## Written task
Select all lines in the records that include "including".

[Collected data]
================================

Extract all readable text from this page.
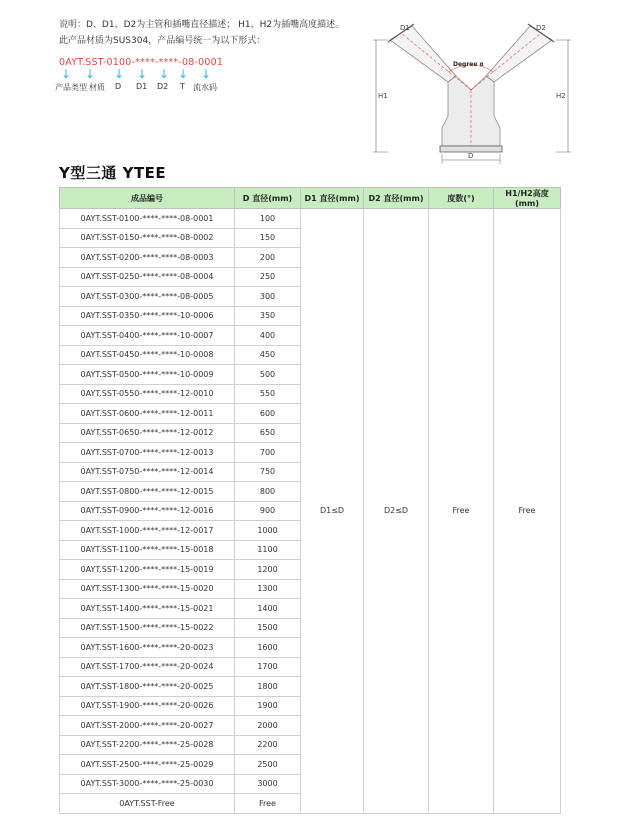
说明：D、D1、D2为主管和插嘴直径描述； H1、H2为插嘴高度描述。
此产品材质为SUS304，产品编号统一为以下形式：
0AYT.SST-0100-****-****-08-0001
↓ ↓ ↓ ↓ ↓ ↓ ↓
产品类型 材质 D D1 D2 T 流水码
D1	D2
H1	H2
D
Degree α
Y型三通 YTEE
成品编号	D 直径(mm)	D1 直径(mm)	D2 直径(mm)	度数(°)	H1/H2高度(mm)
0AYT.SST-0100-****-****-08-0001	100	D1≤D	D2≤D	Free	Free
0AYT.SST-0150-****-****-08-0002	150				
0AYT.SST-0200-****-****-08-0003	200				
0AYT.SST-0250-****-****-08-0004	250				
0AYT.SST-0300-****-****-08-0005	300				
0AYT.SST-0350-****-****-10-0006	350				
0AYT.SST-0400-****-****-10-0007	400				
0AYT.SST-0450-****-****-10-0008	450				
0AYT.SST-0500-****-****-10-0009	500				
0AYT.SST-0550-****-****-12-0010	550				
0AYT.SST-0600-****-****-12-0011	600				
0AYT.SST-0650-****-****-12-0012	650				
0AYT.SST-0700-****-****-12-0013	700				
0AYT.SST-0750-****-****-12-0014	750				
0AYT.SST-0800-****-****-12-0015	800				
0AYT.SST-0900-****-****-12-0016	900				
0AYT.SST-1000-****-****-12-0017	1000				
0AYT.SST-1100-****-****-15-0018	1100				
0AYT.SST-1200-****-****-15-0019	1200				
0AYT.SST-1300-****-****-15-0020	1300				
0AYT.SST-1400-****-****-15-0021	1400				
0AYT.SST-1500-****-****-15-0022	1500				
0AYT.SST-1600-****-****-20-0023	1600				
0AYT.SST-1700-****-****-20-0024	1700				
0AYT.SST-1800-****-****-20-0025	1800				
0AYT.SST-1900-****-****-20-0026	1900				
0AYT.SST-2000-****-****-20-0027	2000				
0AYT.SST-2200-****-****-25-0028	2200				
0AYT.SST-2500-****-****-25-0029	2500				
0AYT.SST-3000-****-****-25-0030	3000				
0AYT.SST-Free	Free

================================

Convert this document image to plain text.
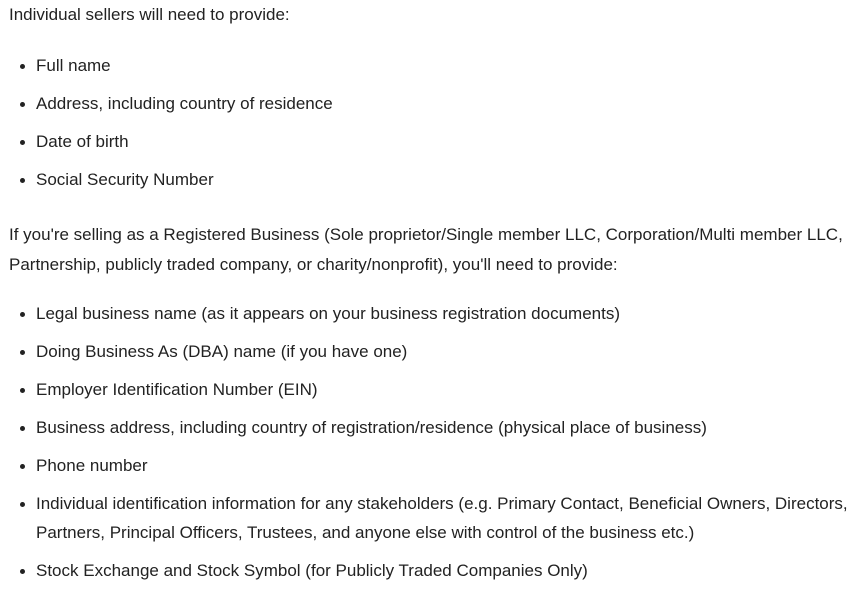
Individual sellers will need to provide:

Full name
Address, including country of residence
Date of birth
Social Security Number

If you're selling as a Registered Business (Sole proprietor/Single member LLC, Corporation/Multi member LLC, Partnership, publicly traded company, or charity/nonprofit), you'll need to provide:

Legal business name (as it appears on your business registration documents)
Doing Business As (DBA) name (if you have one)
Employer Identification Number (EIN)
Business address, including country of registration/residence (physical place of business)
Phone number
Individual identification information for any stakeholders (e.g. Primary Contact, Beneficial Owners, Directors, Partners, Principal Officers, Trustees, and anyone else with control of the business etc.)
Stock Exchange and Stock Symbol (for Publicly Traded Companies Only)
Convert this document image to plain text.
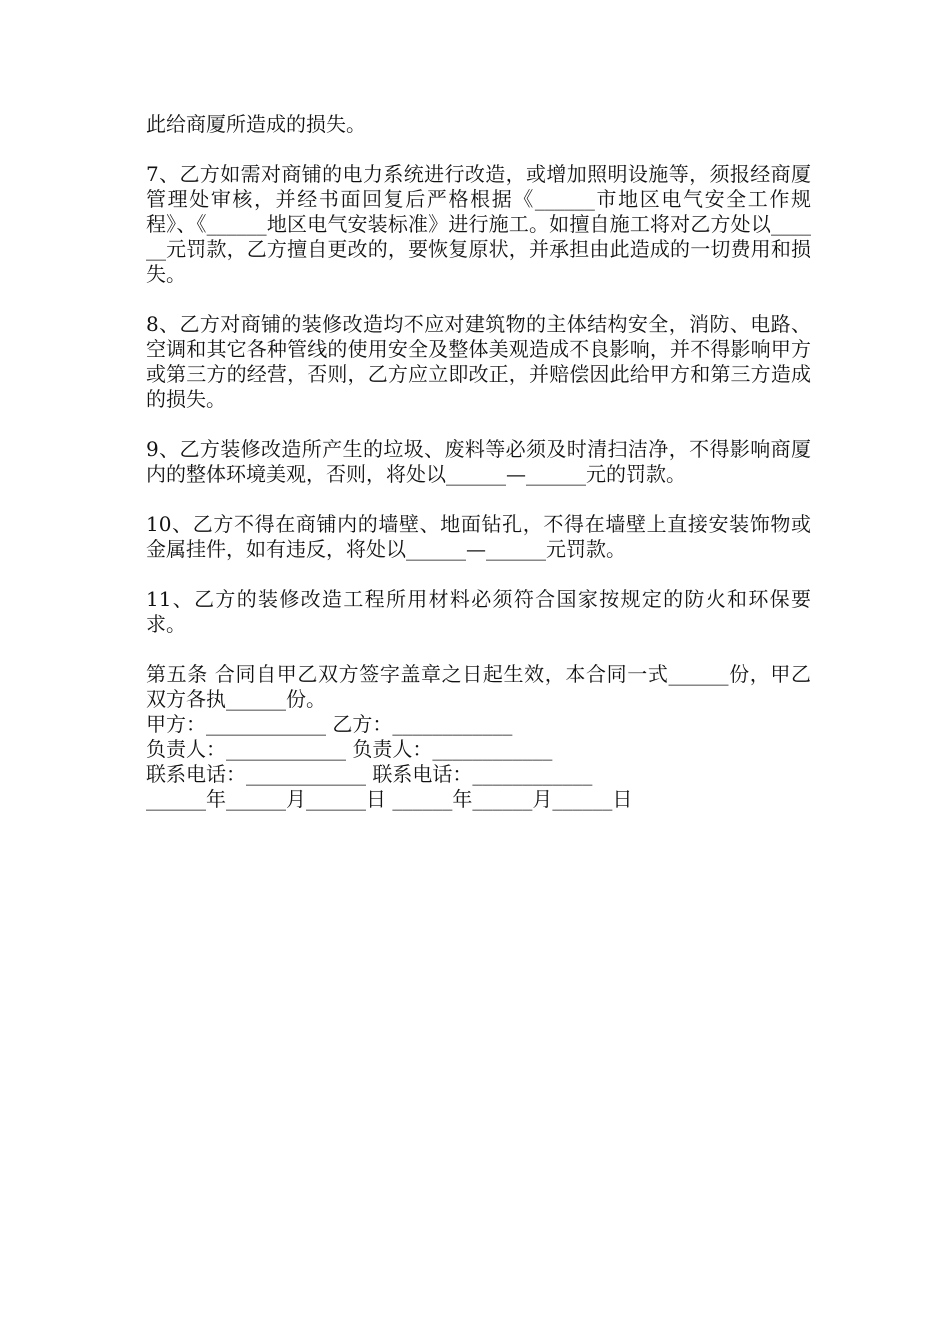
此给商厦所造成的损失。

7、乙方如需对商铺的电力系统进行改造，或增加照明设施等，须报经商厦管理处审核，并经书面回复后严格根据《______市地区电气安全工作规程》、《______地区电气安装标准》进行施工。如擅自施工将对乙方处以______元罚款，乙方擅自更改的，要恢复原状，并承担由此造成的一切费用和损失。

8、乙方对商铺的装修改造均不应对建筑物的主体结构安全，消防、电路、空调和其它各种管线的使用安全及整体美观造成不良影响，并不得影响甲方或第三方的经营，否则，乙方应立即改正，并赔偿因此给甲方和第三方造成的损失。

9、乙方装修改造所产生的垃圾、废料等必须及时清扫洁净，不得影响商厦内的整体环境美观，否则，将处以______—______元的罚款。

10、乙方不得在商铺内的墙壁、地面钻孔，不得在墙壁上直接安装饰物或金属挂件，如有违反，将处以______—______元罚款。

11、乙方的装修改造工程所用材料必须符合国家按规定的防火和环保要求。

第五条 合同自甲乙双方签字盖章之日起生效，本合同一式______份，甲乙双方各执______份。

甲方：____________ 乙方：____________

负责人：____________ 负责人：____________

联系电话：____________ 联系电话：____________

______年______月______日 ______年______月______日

================================

## Output for this task
Address, including country of residence
Business address, including country of registration/residence (physical place of business)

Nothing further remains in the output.